* [Data for processing]:
start

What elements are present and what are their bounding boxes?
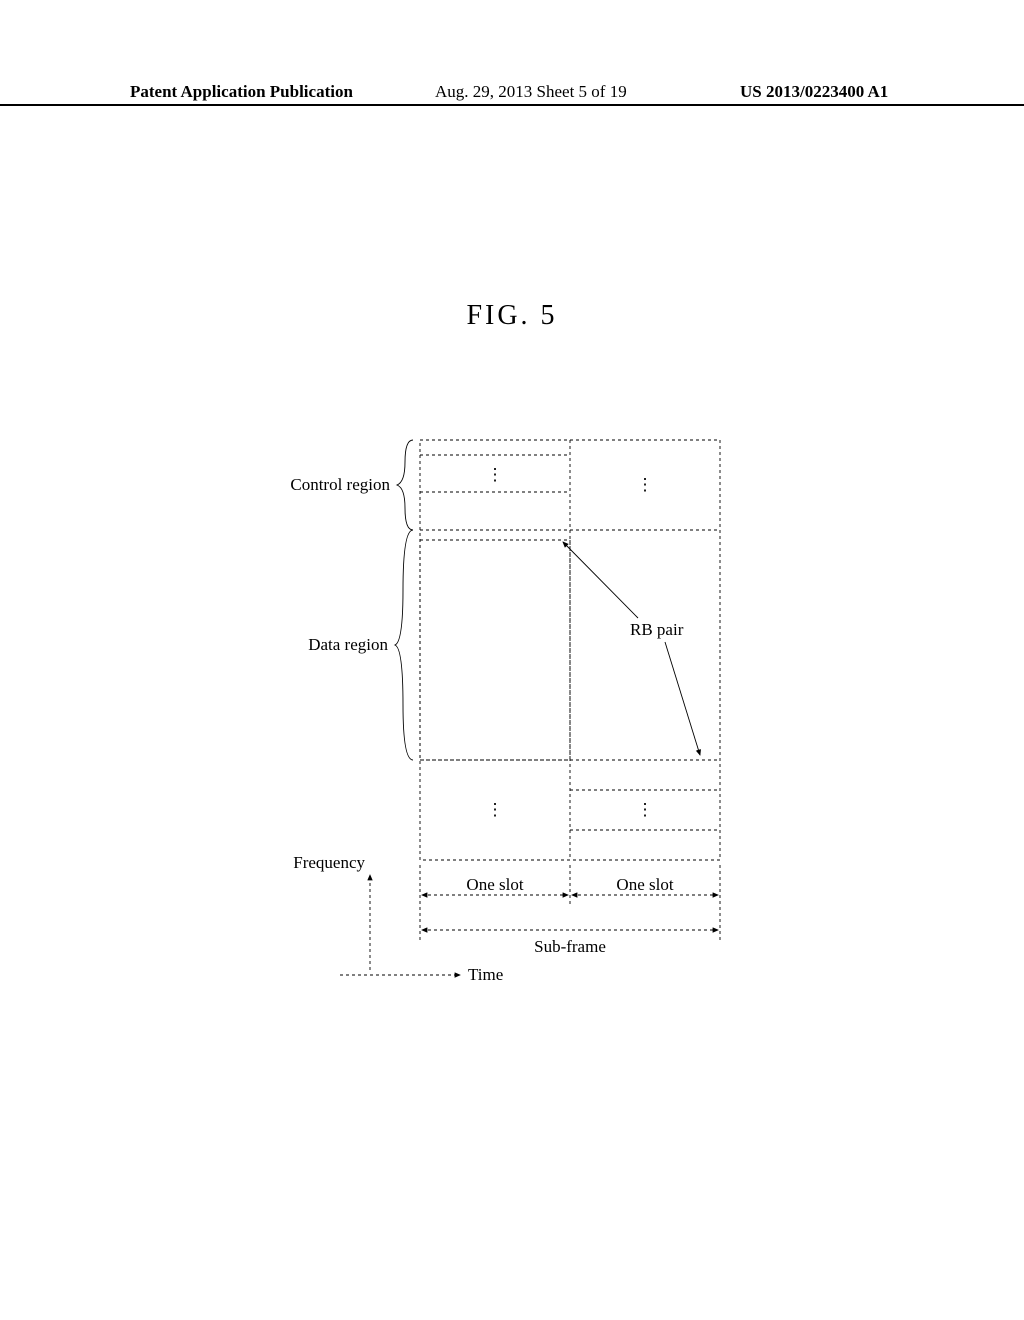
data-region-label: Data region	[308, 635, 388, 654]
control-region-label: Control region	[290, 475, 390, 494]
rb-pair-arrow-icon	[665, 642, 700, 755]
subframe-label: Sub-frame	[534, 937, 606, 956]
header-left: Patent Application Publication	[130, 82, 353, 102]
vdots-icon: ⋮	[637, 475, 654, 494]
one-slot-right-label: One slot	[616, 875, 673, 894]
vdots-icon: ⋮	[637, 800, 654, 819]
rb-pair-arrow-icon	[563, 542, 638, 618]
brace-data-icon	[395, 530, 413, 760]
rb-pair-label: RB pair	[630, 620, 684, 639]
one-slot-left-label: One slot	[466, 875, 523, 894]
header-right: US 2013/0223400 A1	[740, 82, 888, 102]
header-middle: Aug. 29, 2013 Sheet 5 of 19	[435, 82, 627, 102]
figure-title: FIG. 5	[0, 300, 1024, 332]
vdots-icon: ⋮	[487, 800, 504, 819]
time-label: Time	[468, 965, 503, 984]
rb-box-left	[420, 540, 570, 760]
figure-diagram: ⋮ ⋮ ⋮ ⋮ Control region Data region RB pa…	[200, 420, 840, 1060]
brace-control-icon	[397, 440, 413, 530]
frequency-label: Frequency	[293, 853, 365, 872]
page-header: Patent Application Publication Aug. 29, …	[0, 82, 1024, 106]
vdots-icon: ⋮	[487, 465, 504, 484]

end
start

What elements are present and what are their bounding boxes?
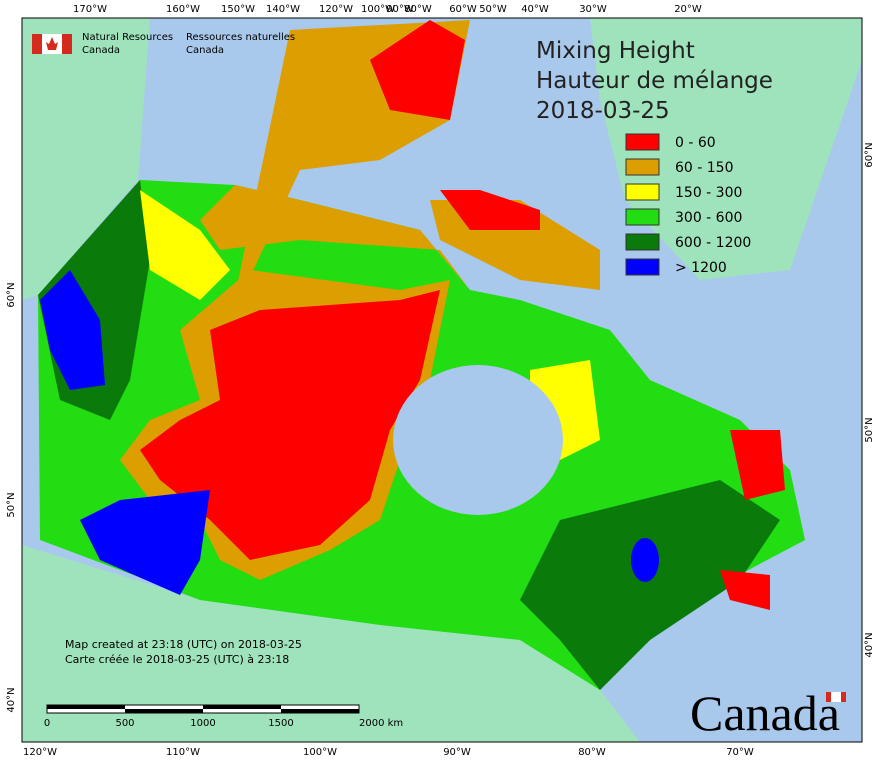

end

* [Exercise goal]: Count the lines in the records above that contain the string "arrow", and reply with only that number.

* [Solution for this task]: 2